Personnalité, fonction : VIDALIES Alain, APHATIE Jean-Michel.

FRANCE. Ministre des relations avec le Parlement;

ti : JEAN-MICHEL APHATIE
Vous présentez depuis hier à l'Assemblée Nationale un projet de loi de moralisation de la vie politique. Ce texte se veut une réponse au choc crée par l'affaire CAHUZAC. Désormais, nous connaitrons le patrimoine des élus jusqu'à sa dernière petite cuillère. Alors si un citoyen veut savoir ce que possède son député, comment il doit faire ? Comment il va faire une fois que la loi sera votée ?

ALAIN VIDALIES
La déclaration de patrimoine est remise à une institution qui s'appelle la haute autorité qui va procéder à des contrôles. La différence avec la commission qui existe aujourd'hui c'est que cette autorité aura de véritables pouvoirs d'investigation et d'injonction. Et si l'élu ne répond pas il y a une condamnation pénale. Ensuite, lorsque ce patrimoine aura été contrôlé soit la haute autorité constatera qu'il n'est pas régulier, il y aura une publication au Journal Officiel d'un rapport spécial. Soit elle considérera que c'est un patrimoine normal et elle l'enverra dans la préfecture d'origine de l'élu que ce soit un parlementaire ou un élu local. Chaque citoyen pourra aller voir ce patrimoine, ne pourra pas le publier mais il deviendra ce que j'appelle un citoyen lanceur d'alerte. C'est-à-dire que s'il constate lui que monsieur VIDALIES dit qu'il vit dans une grange alors que tout le monde sait qu'il vit dans un château, c'est un exemple, mais il vit dans un château, à ce moment-là le citoyen pourra écrire à la haute autorité pour dire attention il y a une situation qui n'est pas normale.
◇ ◇ ◇
Recopiez le texte, tout ce qui va de "Personnalité, fonction : VIDALIES" jusqu'à "sera votée ?", en remplaçant "député" par "sénateur".

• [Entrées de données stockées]
◇ ◇ ◇
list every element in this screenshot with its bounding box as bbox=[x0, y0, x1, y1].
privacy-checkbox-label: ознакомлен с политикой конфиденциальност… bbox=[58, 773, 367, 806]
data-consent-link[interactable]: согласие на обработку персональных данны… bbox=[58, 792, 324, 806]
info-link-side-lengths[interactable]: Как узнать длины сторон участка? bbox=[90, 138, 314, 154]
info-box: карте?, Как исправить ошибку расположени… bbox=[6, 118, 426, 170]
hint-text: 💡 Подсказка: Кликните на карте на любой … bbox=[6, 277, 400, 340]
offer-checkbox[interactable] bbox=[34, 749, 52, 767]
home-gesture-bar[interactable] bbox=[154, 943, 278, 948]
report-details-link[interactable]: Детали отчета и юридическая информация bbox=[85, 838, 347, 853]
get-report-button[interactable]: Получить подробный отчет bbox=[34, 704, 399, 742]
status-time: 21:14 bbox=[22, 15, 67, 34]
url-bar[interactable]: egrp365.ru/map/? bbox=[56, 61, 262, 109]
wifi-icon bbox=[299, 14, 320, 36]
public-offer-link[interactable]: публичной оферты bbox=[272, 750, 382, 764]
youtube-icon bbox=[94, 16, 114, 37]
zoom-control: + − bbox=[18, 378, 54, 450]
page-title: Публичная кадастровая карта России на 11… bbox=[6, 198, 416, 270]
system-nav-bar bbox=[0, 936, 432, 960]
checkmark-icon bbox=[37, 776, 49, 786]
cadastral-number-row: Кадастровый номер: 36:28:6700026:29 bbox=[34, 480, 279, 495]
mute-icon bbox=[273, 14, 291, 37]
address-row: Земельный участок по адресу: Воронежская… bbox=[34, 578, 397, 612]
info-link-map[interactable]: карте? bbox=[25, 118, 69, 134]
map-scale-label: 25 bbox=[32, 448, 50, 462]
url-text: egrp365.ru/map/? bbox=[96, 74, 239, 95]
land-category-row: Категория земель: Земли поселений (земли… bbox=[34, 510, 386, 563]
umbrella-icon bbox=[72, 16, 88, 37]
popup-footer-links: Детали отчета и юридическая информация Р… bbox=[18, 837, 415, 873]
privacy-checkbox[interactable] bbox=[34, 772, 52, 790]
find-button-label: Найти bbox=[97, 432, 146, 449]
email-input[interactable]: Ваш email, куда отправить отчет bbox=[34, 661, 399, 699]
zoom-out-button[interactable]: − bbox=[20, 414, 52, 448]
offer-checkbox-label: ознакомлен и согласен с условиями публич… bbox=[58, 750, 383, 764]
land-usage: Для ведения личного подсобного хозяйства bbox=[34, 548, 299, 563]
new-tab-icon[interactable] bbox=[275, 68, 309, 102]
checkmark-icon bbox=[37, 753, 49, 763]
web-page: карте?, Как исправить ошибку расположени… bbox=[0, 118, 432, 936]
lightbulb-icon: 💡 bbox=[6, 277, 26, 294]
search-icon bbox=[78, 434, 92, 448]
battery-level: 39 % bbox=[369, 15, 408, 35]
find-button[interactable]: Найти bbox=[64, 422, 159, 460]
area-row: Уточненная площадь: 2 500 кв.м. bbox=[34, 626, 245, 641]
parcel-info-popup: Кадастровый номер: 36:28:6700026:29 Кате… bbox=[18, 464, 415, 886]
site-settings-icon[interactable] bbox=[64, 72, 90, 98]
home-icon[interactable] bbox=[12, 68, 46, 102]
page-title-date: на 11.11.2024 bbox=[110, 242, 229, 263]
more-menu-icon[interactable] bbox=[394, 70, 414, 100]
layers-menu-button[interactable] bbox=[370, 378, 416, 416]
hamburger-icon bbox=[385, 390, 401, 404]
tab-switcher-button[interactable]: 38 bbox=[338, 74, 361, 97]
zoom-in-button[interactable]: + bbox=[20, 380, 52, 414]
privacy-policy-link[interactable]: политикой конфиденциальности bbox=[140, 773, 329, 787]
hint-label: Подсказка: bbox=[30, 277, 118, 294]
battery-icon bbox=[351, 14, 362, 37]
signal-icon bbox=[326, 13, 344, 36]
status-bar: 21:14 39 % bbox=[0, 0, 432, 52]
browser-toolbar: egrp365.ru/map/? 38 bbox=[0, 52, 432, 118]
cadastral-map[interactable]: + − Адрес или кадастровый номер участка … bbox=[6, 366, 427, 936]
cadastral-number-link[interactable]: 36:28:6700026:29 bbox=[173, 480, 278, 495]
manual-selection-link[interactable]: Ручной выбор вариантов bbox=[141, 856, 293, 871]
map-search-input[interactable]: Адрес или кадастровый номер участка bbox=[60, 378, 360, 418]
◇ ◇ ◇
• [RÉSULTAT ATTENDU]
Personnalité, fonction : VIDALIES Alain, APHATIE Jean-Michel.

FRANCE. Ministre des relations avec le Parlement;

ti : JEAN-MICHEL APHATIE
Vous présentez depuis hier à l'Assemblée Nationale un projet de loi de moralisation de la vie politique. Ce texte se veut une réponse au choc crée par l'affaire CAHUZAC. Désormais, nous connaitrons le patrimoine des élus jusqu'à sa dernière petite cuillère. Alors si un citoyen veut savoir ce que possède son sénateur, comment il doit faire ? Comment il va faire une fois que la loi sera votée ?